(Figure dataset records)
════════════════════
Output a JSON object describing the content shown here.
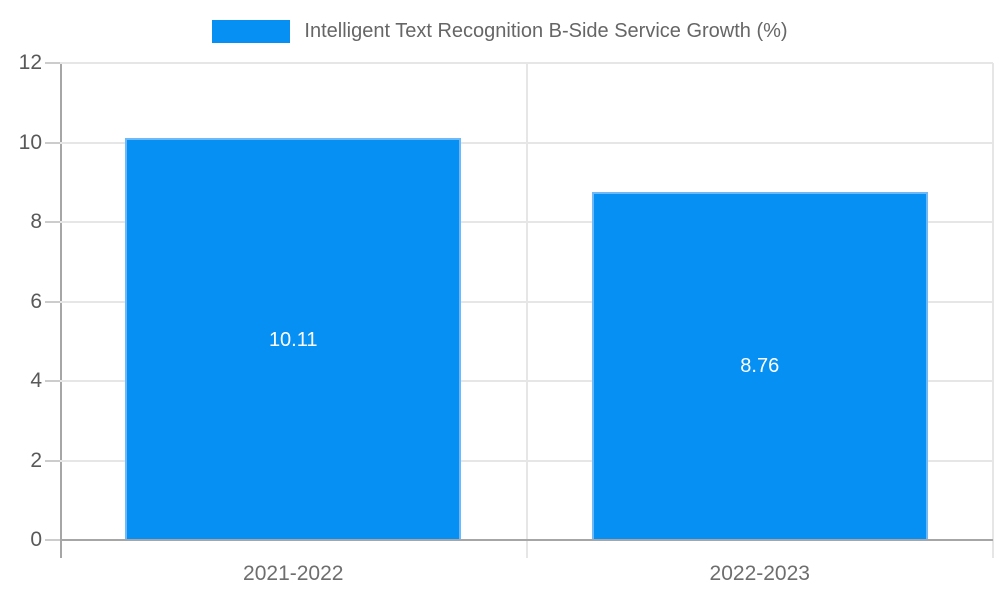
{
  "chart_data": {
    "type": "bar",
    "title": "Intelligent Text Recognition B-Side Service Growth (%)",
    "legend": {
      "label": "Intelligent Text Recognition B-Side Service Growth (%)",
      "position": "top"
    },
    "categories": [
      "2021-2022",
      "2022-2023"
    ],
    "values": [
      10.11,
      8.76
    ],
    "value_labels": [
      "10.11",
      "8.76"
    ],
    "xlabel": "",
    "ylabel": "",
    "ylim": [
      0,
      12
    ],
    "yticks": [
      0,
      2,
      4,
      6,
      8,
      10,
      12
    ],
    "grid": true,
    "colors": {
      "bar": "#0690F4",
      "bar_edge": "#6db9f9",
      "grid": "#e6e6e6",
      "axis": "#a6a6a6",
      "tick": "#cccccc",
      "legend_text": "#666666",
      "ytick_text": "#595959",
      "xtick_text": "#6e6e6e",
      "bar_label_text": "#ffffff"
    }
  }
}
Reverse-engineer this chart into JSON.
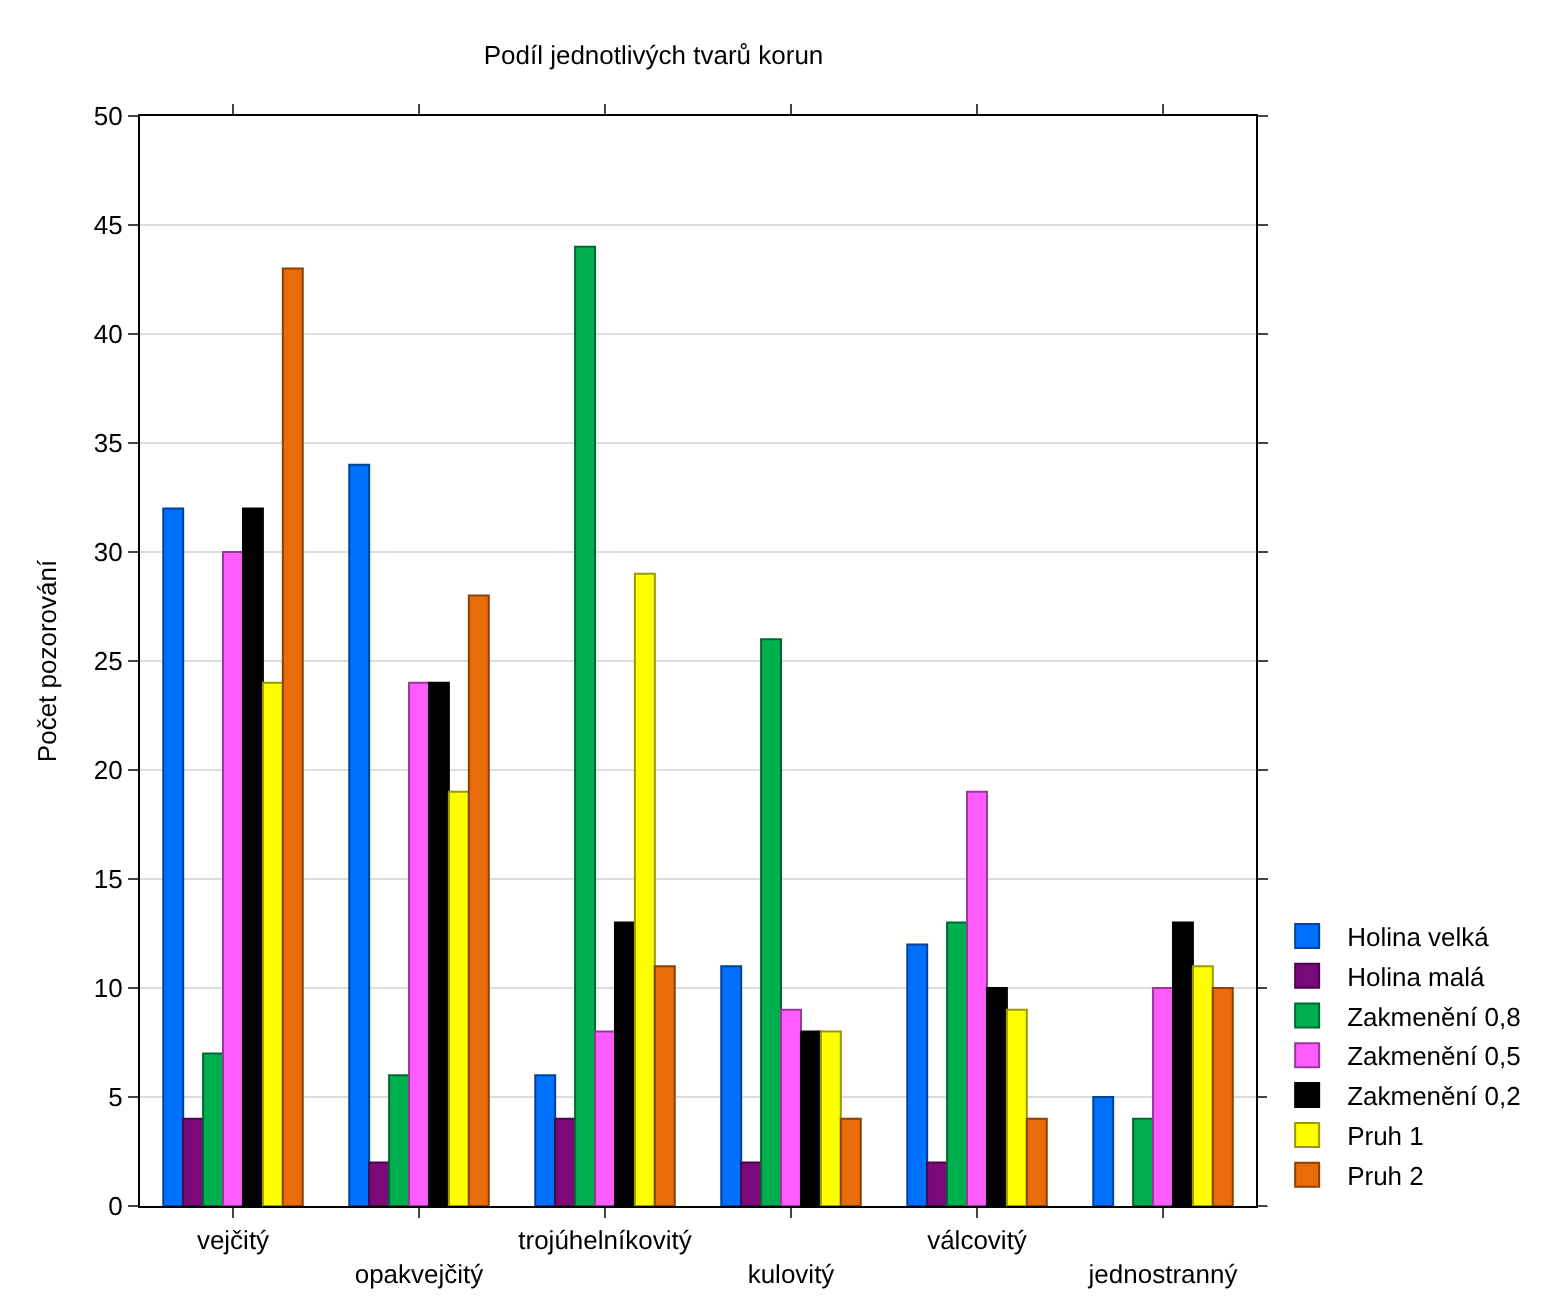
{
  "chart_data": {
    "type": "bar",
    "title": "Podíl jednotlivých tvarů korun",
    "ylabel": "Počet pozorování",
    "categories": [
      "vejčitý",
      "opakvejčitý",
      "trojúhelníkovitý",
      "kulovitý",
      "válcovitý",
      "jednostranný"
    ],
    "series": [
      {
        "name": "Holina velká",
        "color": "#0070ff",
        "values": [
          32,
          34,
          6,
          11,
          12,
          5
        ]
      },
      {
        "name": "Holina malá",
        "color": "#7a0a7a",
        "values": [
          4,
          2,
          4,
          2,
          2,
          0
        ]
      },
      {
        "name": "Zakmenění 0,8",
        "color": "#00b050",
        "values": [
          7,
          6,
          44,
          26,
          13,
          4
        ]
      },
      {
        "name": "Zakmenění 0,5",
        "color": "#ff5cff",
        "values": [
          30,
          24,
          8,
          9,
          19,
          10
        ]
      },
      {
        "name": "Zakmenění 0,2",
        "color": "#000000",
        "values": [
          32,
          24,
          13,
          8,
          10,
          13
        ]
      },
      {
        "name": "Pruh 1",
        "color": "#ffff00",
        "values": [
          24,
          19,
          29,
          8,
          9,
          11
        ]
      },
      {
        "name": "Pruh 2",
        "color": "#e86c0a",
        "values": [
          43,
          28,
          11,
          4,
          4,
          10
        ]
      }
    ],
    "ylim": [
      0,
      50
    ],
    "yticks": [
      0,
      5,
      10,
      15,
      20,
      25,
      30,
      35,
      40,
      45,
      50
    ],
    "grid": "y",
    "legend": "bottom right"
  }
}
════════════════════
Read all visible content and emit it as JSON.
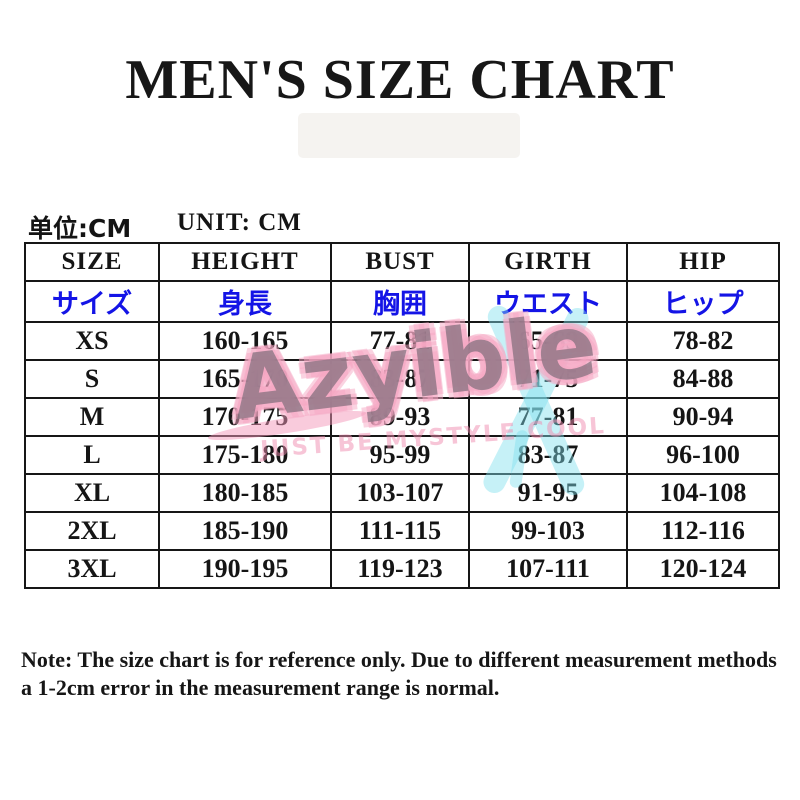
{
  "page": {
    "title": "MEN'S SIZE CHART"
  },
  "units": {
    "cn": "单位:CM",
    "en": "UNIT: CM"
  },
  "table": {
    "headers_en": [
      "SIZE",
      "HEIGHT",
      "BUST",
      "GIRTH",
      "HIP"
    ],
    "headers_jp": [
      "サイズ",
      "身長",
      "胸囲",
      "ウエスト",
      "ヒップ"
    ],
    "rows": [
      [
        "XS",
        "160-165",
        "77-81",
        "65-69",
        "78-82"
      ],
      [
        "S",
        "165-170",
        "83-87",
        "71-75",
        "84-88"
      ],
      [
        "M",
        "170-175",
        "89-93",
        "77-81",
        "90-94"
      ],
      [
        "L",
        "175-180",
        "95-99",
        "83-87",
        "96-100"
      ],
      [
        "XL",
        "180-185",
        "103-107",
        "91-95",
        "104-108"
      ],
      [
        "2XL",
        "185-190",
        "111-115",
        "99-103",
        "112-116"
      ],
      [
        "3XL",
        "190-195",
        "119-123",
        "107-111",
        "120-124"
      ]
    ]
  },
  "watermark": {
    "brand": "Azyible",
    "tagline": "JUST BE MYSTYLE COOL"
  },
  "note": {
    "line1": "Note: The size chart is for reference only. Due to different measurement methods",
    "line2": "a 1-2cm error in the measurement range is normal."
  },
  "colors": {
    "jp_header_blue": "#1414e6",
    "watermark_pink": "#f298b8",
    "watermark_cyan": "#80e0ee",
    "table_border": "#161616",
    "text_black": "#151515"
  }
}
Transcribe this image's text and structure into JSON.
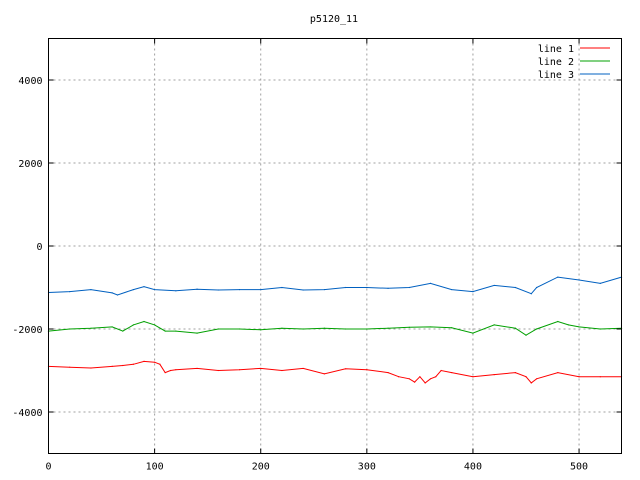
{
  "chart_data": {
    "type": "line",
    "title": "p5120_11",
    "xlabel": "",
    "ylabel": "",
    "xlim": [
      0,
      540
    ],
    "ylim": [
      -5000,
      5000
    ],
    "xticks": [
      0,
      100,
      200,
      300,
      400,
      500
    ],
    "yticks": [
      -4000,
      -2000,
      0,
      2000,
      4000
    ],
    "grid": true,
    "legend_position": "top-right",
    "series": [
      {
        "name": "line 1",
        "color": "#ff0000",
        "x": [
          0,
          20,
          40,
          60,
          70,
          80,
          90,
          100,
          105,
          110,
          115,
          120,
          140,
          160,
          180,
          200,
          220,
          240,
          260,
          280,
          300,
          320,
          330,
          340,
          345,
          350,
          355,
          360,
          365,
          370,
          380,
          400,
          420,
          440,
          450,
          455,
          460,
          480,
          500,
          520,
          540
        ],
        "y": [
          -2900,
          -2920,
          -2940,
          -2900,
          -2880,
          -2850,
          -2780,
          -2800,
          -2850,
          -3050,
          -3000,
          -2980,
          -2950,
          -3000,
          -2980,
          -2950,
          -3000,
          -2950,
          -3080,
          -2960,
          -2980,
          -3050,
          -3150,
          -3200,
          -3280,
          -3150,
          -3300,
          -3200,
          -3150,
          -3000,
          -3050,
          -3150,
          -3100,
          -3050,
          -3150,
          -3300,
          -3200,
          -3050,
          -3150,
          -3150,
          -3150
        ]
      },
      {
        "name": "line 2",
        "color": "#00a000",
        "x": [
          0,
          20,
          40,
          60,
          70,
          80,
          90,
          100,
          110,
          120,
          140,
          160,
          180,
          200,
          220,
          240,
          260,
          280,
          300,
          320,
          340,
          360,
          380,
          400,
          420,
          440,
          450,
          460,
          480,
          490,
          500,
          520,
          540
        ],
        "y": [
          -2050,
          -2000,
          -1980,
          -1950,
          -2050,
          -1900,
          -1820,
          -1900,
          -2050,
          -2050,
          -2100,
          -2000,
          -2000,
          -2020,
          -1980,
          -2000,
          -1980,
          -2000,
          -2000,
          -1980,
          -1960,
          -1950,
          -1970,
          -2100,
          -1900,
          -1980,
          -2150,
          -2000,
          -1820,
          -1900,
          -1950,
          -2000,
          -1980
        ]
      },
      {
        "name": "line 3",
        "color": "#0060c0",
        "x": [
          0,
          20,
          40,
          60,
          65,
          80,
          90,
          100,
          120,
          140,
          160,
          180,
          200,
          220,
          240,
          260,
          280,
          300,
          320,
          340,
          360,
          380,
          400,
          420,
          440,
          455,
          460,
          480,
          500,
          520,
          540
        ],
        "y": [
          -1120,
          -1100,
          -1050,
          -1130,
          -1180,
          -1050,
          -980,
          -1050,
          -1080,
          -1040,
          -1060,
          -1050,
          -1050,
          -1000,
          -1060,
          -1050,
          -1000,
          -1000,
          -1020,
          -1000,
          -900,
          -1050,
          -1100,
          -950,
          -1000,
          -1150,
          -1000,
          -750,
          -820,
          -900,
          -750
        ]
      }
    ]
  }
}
════════════════════
Set problem:
Select all lines in the listing that include the word "right".

Response for this exercise:
    "legend": "bottom right"
    "legend_position": "top-right",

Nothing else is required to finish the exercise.